## TASK DETAILS
Where the data below has the string "lectora", return the whole line.

## LISTED RECORDS
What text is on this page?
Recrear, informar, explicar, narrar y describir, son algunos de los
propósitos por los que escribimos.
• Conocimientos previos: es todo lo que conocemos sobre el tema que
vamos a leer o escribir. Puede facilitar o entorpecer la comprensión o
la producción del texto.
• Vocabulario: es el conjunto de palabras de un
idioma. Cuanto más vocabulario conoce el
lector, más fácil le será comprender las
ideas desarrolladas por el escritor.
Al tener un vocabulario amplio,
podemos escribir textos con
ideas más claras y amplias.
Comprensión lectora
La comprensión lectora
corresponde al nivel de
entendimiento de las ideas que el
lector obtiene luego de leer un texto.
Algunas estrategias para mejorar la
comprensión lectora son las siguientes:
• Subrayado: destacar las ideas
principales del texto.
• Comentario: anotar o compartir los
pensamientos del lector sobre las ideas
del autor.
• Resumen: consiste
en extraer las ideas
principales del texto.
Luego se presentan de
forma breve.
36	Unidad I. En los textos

## RESPONSE TO THIS TASK
Comprensión lectora
La comprensión lectora
comprensión lectora son las siguientes:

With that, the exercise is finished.